Goal — Collect every line in the records below that contains the word "four".

Items from a data source
--- BEGIN ---
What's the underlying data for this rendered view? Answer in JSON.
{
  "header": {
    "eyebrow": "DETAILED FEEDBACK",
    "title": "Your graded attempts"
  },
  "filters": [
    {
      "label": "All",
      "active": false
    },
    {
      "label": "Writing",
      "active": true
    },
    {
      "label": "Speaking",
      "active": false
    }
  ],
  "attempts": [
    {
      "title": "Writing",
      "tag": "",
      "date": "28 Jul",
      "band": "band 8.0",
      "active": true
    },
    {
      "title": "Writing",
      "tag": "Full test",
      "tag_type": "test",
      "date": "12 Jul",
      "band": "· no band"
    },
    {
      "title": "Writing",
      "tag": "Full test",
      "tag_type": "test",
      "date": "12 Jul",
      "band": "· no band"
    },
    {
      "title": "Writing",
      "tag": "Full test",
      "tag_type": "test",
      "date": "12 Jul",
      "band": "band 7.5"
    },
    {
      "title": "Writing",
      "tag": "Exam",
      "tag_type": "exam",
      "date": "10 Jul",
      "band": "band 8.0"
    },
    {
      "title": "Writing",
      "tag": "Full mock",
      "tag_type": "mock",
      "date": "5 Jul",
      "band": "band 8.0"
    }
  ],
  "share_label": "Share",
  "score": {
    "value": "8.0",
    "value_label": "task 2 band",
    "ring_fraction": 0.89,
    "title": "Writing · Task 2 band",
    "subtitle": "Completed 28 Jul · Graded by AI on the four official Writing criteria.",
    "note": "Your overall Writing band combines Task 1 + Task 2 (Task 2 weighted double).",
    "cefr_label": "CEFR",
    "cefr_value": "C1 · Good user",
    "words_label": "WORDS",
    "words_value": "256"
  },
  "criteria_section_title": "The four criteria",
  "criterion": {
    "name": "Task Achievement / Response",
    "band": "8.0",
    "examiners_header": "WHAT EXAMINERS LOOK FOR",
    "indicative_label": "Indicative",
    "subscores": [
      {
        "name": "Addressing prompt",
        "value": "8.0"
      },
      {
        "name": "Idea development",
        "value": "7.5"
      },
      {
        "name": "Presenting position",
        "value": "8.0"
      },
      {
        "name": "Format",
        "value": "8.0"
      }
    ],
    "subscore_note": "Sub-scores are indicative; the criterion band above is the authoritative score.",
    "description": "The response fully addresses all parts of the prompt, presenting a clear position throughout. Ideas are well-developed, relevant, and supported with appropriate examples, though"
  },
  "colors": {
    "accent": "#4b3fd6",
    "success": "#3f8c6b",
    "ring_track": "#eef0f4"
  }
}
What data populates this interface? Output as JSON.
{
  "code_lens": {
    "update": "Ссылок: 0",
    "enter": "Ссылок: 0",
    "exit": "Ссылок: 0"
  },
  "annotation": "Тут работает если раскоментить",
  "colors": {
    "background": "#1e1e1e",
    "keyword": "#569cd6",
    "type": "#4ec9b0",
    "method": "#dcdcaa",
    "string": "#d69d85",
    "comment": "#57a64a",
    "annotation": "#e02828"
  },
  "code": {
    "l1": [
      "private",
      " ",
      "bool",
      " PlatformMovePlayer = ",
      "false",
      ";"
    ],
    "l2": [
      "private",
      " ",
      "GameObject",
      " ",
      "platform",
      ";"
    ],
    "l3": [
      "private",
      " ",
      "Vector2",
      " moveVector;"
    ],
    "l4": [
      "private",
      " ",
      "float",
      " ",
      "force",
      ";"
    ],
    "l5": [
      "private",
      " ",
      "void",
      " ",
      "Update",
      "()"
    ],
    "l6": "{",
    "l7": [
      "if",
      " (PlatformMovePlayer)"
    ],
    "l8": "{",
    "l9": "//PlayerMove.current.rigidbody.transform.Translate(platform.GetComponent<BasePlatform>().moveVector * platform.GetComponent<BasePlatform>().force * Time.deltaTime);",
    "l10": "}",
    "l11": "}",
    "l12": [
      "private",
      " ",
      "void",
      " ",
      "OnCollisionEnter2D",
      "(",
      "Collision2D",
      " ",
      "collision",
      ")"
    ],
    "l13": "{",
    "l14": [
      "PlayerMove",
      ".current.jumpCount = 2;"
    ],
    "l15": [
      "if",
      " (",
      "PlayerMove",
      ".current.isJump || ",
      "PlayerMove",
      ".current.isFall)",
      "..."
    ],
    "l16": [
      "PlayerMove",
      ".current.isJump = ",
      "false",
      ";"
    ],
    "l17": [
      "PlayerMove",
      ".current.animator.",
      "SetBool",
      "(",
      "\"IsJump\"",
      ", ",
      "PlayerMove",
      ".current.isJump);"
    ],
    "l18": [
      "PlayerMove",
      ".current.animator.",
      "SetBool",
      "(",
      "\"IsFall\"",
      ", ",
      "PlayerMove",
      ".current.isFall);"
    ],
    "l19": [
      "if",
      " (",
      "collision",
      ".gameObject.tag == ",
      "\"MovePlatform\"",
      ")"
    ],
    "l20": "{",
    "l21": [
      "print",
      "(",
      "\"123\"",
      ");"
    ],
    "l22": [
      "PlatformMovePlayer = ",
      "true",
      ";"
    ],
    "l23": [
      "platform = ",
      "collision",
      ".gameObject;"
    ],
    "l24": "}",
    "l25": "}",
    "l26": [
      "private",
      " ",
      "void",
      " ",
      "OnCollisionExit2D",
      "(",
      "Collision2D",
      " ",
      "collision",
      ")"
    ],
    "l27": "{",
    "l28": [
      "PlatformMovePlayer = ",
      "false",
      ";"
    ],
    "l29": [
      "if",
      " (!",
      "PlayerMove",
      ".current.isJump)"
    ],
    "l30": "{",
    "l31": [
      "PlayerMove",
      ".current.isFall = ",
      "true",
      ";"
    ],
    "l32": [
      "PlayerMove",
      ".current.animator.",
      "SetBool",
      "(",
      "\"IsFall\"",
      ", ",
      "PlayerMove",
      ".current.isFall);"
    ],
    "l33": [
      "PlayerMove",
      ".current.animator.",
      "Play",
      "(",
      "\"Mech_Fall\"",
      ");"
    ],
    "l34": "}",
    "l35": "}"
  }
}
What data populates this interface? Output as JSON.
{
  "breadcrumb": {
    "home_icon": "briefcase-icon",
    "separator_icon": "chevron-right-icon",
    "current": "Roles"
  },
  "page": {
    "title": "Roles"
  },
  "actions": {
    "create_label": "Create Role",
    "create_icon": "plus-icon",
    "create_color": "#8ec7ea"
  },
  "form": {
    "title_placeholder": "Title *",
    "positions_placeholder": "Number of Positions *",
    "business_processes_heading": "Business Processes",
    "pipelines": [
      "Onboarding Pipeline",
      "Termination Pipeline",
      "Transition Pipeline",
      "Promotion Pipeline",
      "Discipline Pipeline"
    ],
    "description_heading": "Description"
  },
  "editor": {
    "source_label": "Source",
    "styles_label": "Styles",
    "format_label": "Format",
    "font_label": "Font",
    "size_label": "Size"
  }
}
--- END ---
The solution —
    "subtitle": "Completed 28 Jul · Graded by AI on the four official Writing criteria.",
  "criteria_section_title": "The four criteria",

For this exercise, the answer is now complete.